Short problem
Output the material exactly, but drop every image it holds.

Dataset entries
● ● ● ●

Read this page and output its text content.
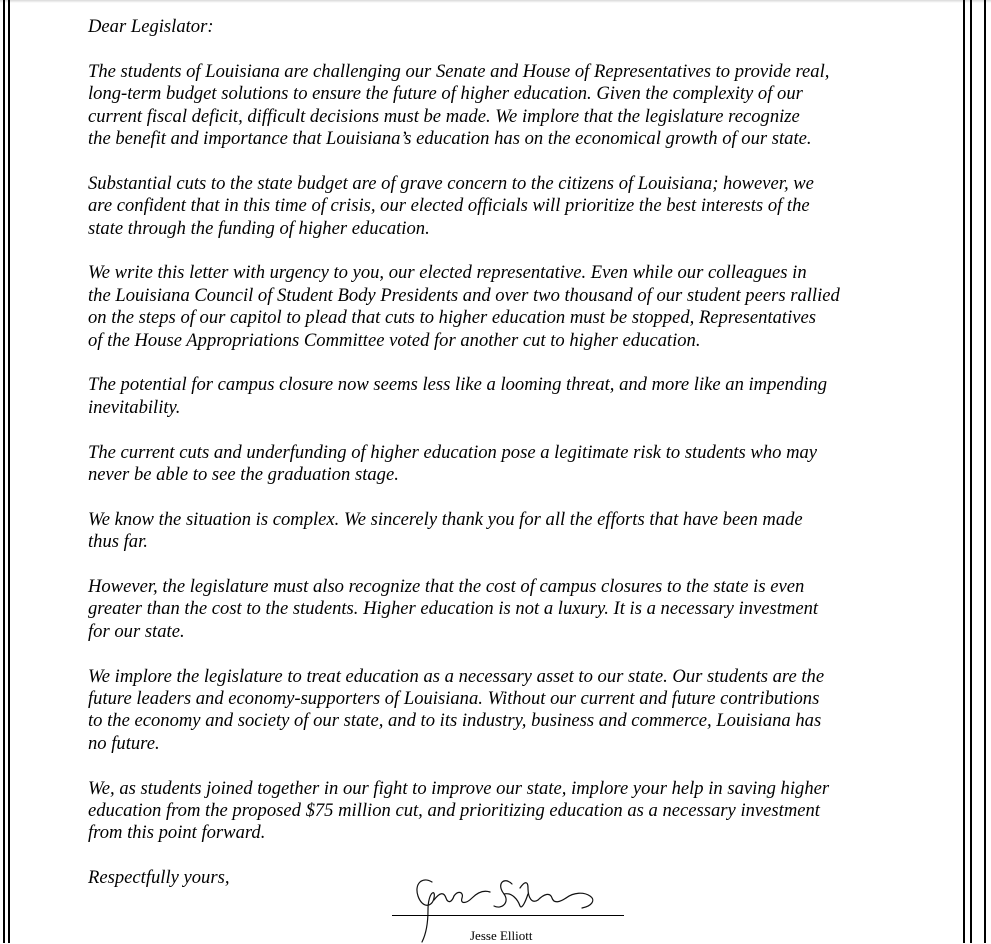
Dear Legislator:
The students of Louisiana are challenging our Senate and House of Representatives to provide real,
long-term budget solutions to ensure the future of higher education. Given the complexity of our
current fiscal deficit, difficult decisions must be made. We implore that the legislature recognize
the benefit and importance that Louisiana’s education has on the economical growth of our state.
Substantial cuts to the state budget are of grave concern to the citizens of Louisiana; however, we
are confident that in this time of crisis, our elected officials will prioritize the best interests of the
state through the funding of higher education.
We write this letter with urgency to you, our elected representative. Even while our colleagues in
the Louisiana Council of Student Body Presidents and over two thousand of our student peers rallied
on the steps of our capitol to plead that cuts to higher education must be stopped, Representatives
of the House Appropriations Committee voted for another cut to higher education.
The potential for campus closure now seems less like a looming threat, and more like an impending
inevitability.
The current cuts and underfunding of higher education pose a legitimate risk to students who may
never be able to see the graduation stage.
We know the situation is complex. We sincerely thank you for all the efforts that have been made
thus far.
However, the legislature must also recognize that the cost of campus closures to the state is even
greater than the cost to the students. Higher education is not a luxury. It is a necessary investment
for our state.
We implore the legislature to treat education as a necessary asset to our state. Our students are the
future leaders and economy-supporters of Louisiana. Without our current and future contributions
to the economy and society of our state, and to its industry, business and commerce, Louisiana has
no future.
We, as students joined together in our fight to improve our state, implore your help in saving higher
education from the proposed $75 million cut, and prioritizing education as a necessary investment
from this point forward.
Respectfully yours,
Jesse Elliott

● ● ● ●

The result
Read this page and output its text content.
Dear Legislator:
The students of Louisiana are challenging our Senate and House of Representatives to provide real,
long-term budget solutions to ensure the future of higher education. Given the complexity of our
current fiscal deficit, difficult decisions must be made. We implore that the legislature recognize
the benefit and importance that Louisiana’s education has on the economical growth of our state.
Substantial cuts to the state budget are of grave concern to the citizens of Louisiana; however, we
are confident that in this time of crisis, our elected officials will prioritize the best interests of the
state through the funding of higher education.
We write this letter with urgency to you, our elected representative. Even while our colleagues in
the Louisiana Council of Student Body Presidents and over two thousand of our student peers rallied
on the steps of our capitol to plead that cuts to higher education must be stopped, Representatives
of the House Appropriations Committee voted for another cut to higher education.
The potential for campus closure now seems less like a looming threat, and more like an impending
inevitability.
The current cuts and underfunding of higher education pose a legitimate risk to students who may
never be able to see the graduation stage.
We know the situation is complex. We sincerely thank you for all the efforts that have been made
thus far.
However, the legislature must also recognize that the cost of campus closures to the state is even
greater than the cost to the students. Higher education is not a luxury. It is a necessary investment
for our state.
We implore the legislature to treat education as a necessary asset to our state. Our students are the
future leaders and economy-supporters of Louisiana. Without our current and future contributions
to the economy and society of our state, and to its industry, business and commerce, Louisiana has
no future.
We, as students joined together in our fight to improve our state, implore your help in saving higher
education from the proposed $75 million cut, and prioritizing education as a necessary investment
from this point forward.
Respectfully yours,
Jesse Elliott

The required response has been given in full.